Items from a figure collection:
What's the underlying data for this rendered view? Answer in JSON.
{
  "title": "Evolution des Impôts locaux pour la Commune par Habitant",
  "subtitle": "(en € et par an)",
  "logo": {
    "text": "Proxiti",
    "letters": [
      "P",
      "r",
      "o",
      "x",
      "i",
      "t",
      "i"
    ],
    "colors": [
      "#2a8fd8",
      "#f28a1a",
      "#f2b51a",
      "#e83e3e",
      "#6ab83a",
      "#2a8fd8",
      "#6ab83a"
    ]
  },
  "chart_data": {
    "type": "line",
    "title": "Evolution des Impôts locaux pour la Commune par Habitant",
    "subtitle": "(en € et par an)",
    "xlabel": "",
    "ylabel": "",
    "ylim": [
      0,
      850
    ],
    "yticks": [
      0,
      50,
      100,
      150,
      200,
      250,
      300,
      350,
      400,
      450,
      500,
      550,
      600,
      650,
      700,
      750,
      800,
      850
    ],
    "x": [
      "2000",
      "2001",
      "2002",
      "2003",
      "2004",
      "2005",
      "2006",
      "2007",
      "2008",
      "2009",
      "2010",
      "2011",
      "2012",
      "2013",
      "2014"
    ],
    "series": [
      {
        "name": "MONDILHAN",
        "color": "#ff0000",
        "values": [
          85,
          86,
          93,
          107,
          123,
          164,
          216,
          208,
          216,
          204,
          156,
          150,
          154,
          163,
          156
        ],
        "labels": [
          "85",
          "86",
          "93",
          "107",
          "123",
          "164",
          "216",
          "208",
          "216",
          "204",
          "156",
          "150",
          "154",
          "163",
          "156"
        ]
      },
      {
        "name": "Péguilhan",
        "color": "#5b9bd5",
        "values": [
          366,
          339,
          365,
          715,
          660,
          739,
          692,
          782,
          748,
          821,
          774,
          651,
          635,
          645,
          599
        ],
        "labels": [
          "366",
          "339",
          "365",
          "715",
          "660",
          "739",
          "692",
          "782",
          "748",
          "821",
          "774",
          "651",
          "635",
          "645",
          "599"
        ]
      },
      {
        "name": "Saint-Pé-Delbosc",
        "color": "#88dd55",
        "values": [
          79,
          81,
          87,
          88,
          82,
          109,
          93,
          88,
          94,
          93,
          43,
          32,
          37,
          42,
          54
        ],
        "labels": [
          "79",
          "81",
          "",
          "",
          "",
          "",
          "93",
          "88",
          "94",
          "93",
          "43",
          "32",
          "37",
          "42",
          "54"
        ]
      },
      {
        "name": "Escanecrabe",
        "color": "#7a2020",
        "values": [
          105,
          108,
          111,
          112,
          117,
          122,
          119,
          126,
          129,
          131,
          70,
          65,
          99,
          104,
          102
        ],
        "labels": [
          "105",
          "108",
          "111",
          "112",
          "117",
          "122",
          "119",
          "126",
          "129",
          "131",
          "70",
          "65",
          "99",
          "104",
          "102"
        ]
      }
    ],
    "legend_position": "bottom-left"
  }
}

Problem to solve
Repeat the entries shown above, every one, word for word.

Problem solution
What's the underlying data for this rendered view? Answer in JSON.
{
  "title": "Evolution des Impôts locaux pour la Commune par Habitant",
  "subtitle": "(en € et par an)",
  "logo": {
    "text": "Proxiti",
    "letters": [
      "P",
      "r",
      "o",
      "x",
      "i",
      "t",
      "i"
    ],
    "colors": [
      "#2a8fd8",
      "#f28a1a",
      "#f2b51a",
      "#e83e3e",
      "#6ab83a",
      "#2a8fd8",
      "#6ab83a"
    ]
  },
  "chart_data": {
    "type": "line",
    "title": "Evolution des Impôts locaux pour la Commune par Habitant",
    "subtitle": "(en € et par an)",
    "xlabel": "",
    "ylabel": "",
    "ylim": [
      0,
      850
    ],
    "yticks": [
      0,
      50,
      100,
      150,
      200,
      250,
      300,
      350,
      400,
      450,
      500,
      550,
      600,
      650,
      700,
      750,
      800,
      850
    ],
    "x": [
      "2000",
      "2001",
      "2002",
      "2003",
      "2004",
      "2005",
      "2006",
      "2007",
      "2008",
      "2009",
      "2010",
      "2011",
      "2012",
      "2013",
      "2014"
    ],
    "series": [
      {
        "name": "MONDILHAN",
        "color": "#ff0000",
        "values": [
          85,
          86,
          93,
          107,
          123,
          164,
          216,
          208,
          216,
          204,
          156,
          150,
          154,
          163,
          156
        ],
        "labels": [
          "85",
          "86",
          "93",
          "107",
          "123",
          "164",
          "216",
          "208",
          "216",
          "204",
          "156",
          "150",
          "154",
          "163",
          "156"
        ]
      },
      {
        "name": "Péguilhan",
        "color": "#5b9bd5",
        "values": [
          366,
          339,
          365,
          715,
          660,
          739,
          692,
          782,
          748,
          821,
          774,
          651,
          635,
          645,
          599
        ],
        "labels": [
          "366",
          "339",
          "365",
          "715",
          "660",
          "739",
          "692",
          "782",
          "748",
          "821",
          "774",
          "651",
          "635",
          "645",
          "599"
        ]
      },
      {
        "name": "Saint-Pé-Delbosc",
        "color": "#88dd55",
        "values": [
          79,
          81,
          87,
          88,
          82,
          109,
          93,
          88,
          94,
          93,
          43,
          32,
          37,
          42,
          54
        ],
        "labels": [
          "79",
          "81",
          "",
          "",
          "",
          "",
          "93",
          "88",
          "94",
          "93",
          "43",
          "32",
          "37",
          "42",
          "54"
        ]
      },
      {
        "name": "Escanecrabe",
        "color": "#7a2020",
        "values": [
          105,
          108,
          111,
          112,
          117,
          122,
          119,
          126,
          129,
          131,
          70,
          65,
          99,
          104,
          102
        ],
        "labels": [
          "105",
          "108",
          "111",
          "112",
          "117",
          "122",
          "119",
          "126",
          "129",
          "131",
          "70",
          "65",
          "99",
          "104",
          "102"
        ]
      }
    ],
    "legend_position": "bottom-left"
  }
}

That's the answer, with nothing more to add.